* [Records to process]
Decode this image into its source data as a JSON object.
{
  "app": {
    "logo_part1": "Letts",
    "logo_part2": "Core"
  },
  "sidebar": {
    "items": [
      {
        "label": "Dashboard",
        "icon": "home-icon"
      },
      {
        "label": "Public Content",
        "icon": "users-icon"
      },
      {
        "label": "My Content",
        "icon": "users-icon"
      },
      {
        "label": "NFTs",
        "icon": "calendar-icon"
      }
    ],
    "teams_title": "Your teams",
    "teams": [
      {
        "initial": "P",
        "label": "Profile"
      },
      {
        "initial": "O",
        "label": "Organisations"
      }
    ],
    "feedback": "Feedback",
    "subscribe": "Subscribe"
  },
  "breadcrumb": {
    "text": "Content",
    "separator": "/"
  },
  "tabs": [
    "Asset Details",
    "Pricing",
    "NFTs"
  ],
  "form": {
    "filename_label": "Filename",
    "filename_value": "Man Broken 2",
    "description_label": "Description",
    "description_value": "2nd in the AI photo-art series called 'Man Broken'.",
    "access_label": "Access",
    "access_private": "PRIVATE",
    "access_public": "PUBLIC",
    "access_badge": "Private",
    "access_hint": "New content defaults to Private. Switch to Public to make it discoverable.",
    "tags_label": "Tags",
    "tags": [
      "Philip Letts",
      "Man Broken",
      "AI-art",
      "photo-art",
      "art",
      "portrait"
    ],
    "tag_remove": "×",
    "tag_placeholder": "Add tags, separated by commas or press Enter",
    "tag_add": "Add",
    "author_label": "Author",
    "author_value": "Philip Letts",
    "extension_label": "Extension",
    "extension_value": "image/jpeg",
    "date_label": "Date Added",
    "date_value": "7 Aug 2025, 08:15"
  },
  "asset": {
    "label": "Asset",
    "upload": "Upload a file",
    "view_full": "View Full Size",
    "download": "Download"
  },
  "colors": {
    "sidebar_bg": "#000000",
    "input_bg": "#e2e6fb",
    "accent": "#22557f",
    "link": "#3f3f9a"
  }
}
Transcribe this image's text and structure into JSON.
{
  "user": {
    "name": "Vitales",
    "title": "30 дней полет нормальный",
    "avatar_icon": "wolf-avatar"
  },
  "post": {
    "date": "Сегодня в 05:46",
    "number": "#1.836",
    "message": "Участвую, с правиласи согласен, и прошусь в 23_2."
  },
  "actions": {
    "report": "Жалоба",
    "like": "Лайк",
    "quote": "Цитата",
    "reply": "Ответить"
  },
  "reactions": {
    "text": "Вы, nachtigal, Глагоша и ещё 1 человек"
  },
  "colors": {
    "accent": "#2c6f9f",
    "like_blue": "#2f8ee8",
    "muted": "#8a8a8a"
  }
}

* [What needs to be done] Reproduce the records word for word.

* [Response below]
Decode this image into its source data as a JSON object.
{
  "app": {
    "logo_part1": "Letts",
    "logo_part2": "Core"
  },
  "sidebar": {
    "items": [
      {
        "label": "Dashboard",
        "icon": "home-icon"
      },
      {
        "label": "Public Content",
        "icon": "users-icon"
      },
      {
        "label": "My Content",
        "icon": "users-icon"
      },
      {
        "label": "NFTs",
        "icon": "calendar-icon"
      }
    ],
    "teams_title": "Your teams",
    "teams": [
      {
        "initial": "P",
        "label": "Profile"
      },
      {
        "initial": "O",
        "label": "Organisations"
      }
    ],
    "feedback": "Feedback",
    "subscribe": "Subscribe"
  },
  "breadcrumb": {
    "text": "Content",
    "separator": "/"
  },
  "tabs": [
    "Asset Details",
    "Pricing",
    "NFTs"
  ],
  "form": {
    "filename_label": "Filename",
    "filename_value": "Man Broken 2",
    "description_label": "Description",
    "description_value": "2nd in the AI photo-art series called 'Man Broken'.",
    "access_label": "Access",
    "access_private": "PRIVATE",
    "access_public": "PUBLIC",
    "access_badge": "Private",
    "access_hint": "New content defaults to Private. Switch to Public to make it discoverable.",
    "tags_label": "Tags",
    "tags": [
      "Philip Letts",
      "Man Broken",
      "AI-art",
      "photo-art",
      "art",
      "portrait"
    ],
    "tag_remove": "×",
    "tag_placeholder": "Add tags, separated by commas or press Enter",
    "tag_add": "Add",
    "author_label": "Author",
    "author_value": "Philip Letts",
    "extension_label": "Extension",
    "extension_value": "image/jpeg",
    "date_label": "Date Added",
    "date_value": "7 Aug 2025, 08:15"
  },
  "asset": {
    "label": "Asset",
    "upload": "Upload a file",
    "view_full": "View Full Size",
    "download": "Download"
  },
  "colors": {
    "sidebar_bg": "#000000",
    "input_bg": "#e2e6fb",
    "accent": "#22557f",
    "link": "#3f3f9a"
  }
}
Transcribe this image's text and structure into JSON.
{
  "user": {
    "name": "Vitales",
    "title": "30 дней полет нормальный",
    "avatar_icon": "wolf-avatar"
  },
  "post": {
    "date": "Сегодня в 05:46",
    "number": "#1.836",
    "message": "Участвую, с правиласи согласен, и прошусь в 23_2."
  },
  "actions": {
    "report": "Жалоба",
    "like": "Лайк",
    "quote": "Цитата",
    "reply": "Ответить"
  },
  "reactions": {
    "text": "Вы, nachtigal, Глагоша и ещё 1 человек"
  },
  "colors": {
    "accent": "#2c6f9f",
    "like_blue": "#2f8ee8",
    "muted": "#8a8a8a"
  }
}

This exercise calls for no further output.